>> START Input
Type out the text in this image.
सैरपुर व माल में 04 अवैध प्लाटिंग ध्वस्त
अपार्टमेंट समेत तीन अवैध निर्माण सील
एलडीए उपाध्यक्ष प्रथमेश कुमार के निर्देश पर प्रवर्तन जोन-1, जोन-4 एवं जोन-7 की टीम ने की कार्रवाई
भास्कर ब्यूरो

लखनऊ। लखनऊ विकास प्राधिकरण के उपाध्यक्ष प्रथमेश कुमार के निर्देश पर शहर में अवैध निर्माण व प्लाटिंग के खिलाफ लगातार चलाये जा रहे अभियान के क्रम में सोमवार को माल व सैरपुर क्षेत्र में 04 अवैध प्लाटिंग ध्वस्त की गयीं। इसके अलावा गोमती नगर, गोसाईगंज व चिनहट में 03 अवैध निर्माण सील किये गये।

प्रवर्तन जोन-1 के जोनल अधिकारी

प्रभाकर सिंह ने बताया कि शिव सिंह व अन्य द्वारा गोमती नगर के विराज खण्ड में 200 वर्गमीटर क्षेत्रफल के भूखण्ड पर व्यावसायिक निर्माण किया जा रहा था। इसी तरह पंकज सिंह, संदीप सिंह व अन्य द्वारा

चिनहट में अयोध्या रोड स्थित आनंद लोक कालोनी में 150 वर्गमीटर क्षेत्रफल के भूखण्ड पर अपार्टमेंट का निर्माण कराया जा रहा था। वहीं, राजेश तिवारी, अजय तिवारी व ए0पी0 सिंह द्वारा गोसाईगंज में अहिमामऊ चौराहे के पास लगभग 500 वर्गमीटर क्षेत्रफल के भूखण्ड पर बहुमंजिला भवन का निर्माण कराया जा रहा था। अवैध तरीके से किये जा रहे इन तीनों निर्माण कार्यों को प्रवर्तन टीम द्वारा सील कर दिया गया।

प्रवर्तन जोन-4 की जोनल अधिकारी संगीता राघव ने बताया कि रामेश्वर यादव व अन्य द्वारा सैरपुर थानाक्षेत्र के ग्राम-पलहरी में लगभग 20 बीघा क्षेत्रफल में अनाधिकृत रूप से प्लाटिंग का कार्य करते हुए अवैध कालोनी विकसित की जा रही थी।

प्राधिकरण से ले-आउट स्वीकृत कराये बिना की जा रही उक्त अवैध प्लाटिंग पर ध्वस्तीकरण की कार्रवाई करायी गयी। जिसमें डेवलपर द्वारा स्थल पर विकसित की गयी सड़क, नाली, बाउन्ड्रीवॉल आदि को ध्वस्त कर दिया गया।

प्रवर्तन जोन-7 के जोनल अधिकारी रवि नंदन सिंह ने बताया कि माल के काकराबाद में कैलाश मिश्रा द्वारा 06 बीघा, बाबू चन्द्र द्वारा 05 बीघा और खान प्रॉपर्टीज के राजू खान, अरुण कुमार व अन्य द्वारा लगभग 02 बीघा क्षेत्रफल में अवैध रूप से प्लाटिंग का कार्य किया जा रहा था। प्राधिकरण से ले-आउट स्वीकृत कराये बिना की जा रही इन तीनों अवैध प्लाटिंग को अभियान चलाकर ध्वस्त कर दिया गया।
>> END Input
Request: Copy out each line exactly as written.

Reply to the task:
Type out the text in this image.
सैरपुर व माल में 04 अवैध प्लाटिंग ध्वस्त
अपार्टमेंट समेत तीन अवैध निर्माण सील
एलडीए उपाध्यक्ष प्रथमेश कुमार के निर्देश पर प्रवर्तन जोन-1, जोन-4 एवं जोन-7 की टीम ने की कार्रवाई
भास्कर ब्यूरो

लखनऊ। लखनऊ विकास प्राधिकरण के उपाध्यक्ष प्रथमेश कुमार के निर्देश पर शहर में अवैध निर्माण व प्लाटिंग के खिलाफ लगातार चलाये जा रहे अभियान के क्रम में सोमवार को माल व सैरपुर क्षेत्र में 04 अवैध प्लाटिंग ध्वस्त की गयीं। इसके अलावा गोमती नगर, गोसाईगंज व चिनहट में 03 अवैध निर्माण सील किये गये।

प्रवर्तन जोन-1 के जोनल अधिकारी

प्रभाकर सिंह ने बताया कि शिव सिंह व अन्य द्वारा गोमती नगर के विराज खण्ड में 200 वर्गमीटर क्षेत्रफल के भूखण्ड पर व्यावसायिक निर्माण किया जा रहा था। इसी तरह पंकज सिंह, संदीप सिंह व अन्य द्वारा

चिनहट में अयोध्या रोड स्थित आनंद लोक कालोनी में 150 वर्गमीटर क्षेत्रफल के भूखण्ड पर अपार्टमेंट का निर्माण कराया जा रहा था। वहीं, राजेश तिवारी, अजय तिवारी व ए0पी0 सिंह द्वारा गोसाईगंज में अहिमामऊ चौराहे के पास लगभग 500 वर्गमीटर क्षेत्रफल के भूखण्ड पर बहुमंजिला भवन का निर्माण कराया जा रहा था। अवैध तरीके से किये जा रहे इन तीनों निर्माण कार्यों को प्रवर्तन टीम द्वारा सील कर दिया गया।

प्रवर्तन जोन-4 की जोनल अधिकारी संगीता राघव ने बताया कि रामेश्वर यादव व अन्य द्वारा सैरपुर थानाक्षेत्र के ग्राम-पलहरी में लगभग 20 बीघा क्षेत्रफल में अनाधिकृत रूप से प्लाटिंग का कार्य करते हुए अवैध कालोनी विकसित की जा रही थी।

प्राधिकरण से ले-आउट स्वीकृत कराये बिना की जा रही उक्त अवैध प्लाटिंग पर ध्वस्तीकरण की कार्रवाई करायी गयी। जिसमें डेवलपर द्वारा स्थल पर विकसित की गयी सड़क, नाली, बाउन्ड्रीवॉल आदि को ध्वस्त कर दिया गया।

प्रवर्तन जोन-7 के जोनल अधिकारी रवि नंदन सिंह ने बताया कि माल के काकराबाद में कैलाश मिश्रा द्वारा 06 बीघा, बाबू चन्द्र द्वारा 05 बीघा और खान प्रॉपर्टीज के राजू खान, अरुण कुमार व अन्य द्वारा लगभग 02 बीघा क्षेत्रफल में अवैध रूप से प्लाटिंग का कार्य किया जा रहा था। प्राधिकरण से ले-आउट स्वीकृत कराये बिना की जा रही इन तीनों अवैध प्लाटिंग को अभियान चलाकर ध्वस्त कर दिया गया।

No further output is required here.